Karen was expecting another child and every night her eight-year-old son, Michael, sang to his sister as she developed in his mother’s womb. Michael’s little sister was born in very serious condition and rushed to a neonatal intensive care unit in another hospital in Knoxville, Tennessee, where instead of getting better, the little girl continued to decline.
In fact, the parents were told to prepare for the worst. Michael begged his parents to see his sister, “I want to sing to her,” he said. But kids were never allowed in that intensive care unit. But Michael was so persistent that a couple of days later, his mother caved, thinking if Michael didn’t see her soon, he might never get to see her at all. When the head nurse demanded they leave, the mother instinct rose up strong, “He’s not leaving until he sees his sister!”
After a few moments of staring at his sister, Michael began to sing: “You are my sunshine, my only sunshine. You make me happy when skies are gray. You’ll never know dear how much I love you. Please don’t take my sunshine away.” Instantly the baby seemed to respond as her pulse slowed and became steady.
“Sing it again, Michael!” said Karen. As he did, the strained breathing of his sister became smooth as a kitten’s purr. The head nurse now stood transfixed with tears in her eyes. Michael sang it again and again, and the very next day Michael’s little sister was well enough to go home. Woman’s Day Magazine called it “The miracle of the Brother’s Song.” The medical staff just called it a miracle. Karen called it a miracle of God’s love.
Jesus came as God’s love song to you. Christmas is GOD saying, “You matter to me”. Jesus came to tell us that we are God’s sunshine.
Country singer, Dolly Parton, writes, “When I was a little girl Santa Claus not only brought new toys, he mended beloved old ones too.” Every year, early in December, she would write a note to the jolly old saint: “Dear Santa, could you please fix Rosie again?”

_RECORD SET_:
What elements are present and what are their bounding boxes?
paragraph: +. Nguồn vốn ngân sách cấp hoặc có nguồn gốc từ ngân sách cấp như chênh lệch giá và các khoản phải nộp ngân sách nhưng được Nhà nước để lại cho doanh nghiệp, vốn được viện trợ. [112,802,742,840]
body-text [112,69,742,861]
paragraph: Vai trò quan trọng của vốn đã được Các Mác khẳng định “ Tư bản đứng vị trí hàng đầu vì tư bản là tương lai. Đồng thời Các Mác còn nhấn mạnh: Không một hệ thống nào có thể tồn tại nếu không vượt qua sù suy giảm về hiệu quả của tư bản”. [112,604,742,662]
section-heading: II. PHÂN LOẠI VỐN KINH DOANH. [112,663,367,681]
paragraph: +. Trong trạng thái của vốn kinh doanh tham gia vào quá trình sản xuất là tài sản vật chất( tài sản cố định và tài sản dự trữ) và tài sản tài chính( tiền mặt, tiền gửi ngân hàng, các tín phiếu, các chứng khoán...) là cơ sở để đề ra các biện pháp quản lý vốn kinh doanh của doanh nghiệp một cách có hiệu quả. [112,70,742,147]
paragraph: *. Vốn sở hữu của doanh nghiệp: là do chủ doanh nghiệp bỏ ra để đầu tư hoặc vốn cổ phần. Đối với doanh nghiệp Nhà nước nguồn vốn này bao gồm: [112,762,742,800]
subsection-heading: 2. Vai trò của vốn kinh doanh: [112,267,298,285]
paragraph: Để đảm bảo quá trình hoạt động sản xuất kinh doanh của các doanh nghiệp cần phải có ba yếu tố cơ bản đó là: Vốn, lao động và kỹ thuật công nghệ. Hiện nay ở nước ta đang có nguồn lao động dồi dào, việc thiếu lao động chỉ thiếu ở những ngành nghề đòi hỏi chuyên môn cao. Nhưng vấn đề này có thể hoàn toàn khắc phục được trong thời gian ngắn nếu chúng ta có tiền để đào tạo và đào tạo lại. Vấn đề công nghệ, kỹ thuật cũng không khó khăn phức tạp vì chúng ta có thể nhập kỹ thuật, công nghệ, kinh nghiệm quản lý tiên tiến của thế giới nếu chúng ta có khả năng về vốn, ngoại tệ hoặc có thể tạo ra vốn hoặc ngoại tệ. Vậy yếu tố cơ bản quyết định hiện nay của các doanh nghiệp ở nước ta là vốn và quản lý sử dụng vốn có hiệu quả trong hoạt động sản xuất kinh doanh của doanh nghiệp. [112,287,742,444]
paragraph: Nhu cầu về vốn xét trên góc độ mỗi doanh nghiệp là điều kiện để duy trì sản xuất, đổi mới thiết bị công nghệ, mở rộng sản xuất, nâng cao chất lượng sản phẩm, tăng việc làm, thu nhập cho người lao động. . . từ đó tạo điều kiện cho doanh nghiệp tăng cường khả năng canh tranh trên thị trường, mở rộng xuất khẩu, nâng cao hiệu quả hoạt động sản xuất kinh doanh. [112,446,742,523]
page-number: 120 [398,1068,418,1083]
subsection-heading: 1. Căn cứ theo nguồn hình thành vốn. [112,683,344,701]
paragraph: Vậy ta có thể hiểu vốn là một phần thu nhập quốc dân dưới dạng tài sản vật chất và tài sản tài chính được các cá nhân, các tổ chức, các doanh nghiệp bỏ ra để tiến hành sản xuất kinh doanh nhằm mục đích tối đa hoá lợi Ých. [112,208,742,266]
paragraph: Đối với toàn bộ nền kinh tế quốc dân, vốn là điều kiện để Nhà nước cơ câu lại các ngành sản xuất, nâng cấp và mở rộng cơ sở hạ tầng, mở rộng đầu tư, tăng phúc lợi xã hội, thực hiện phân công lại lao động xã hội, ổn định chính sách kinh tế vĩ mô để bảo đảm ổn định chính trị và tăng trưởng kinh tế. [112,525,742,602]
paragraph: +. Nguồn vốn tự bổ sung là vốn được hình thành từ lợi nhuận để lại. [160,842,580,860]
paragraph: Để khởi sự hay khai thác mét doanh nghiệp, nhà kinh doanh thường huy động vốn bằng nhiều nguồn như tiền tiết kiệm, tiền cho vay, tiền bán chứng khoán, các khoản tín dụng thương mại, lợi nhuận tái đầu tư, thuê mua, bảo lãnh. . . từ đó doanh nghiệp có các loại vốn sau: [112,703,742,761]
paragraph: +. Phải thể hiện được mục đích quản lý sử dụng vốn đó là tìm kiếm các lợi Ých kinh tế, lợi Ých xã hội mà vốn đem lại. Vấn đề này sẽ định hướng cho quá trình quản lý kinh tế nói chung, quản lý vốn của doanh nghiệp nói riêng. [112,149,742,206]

_ABOUT THIS EXERCISE_: Reproduce the text passage from "After a few" up to and including "of God’s love.".

_EXERCISE SOLUTION_:
After a few moments of staring at his sister, Michael began to sing: “You are my sunshine, my only sunshine. You make me happy when skies are gray. You’ll never know dear how much I love you. Please don’t take my sunshine away.” Instantly the baby seemed to respond as her pulse slowed and became steady.
“Sing it again, Michael!” said Karen. As he did, the strained breathing of his sister became smooth as a kitten’s purr. The head nurse now stood transfixed with tears in her eyes. Michael sang it again and again, and the very next day Michael’s little sister was well enough to go home. Woman’s Day Magazine called it “The miracle of the Brother’s Song.” The medical staff just called it a miracle. Karen called it a miracle of God’s love.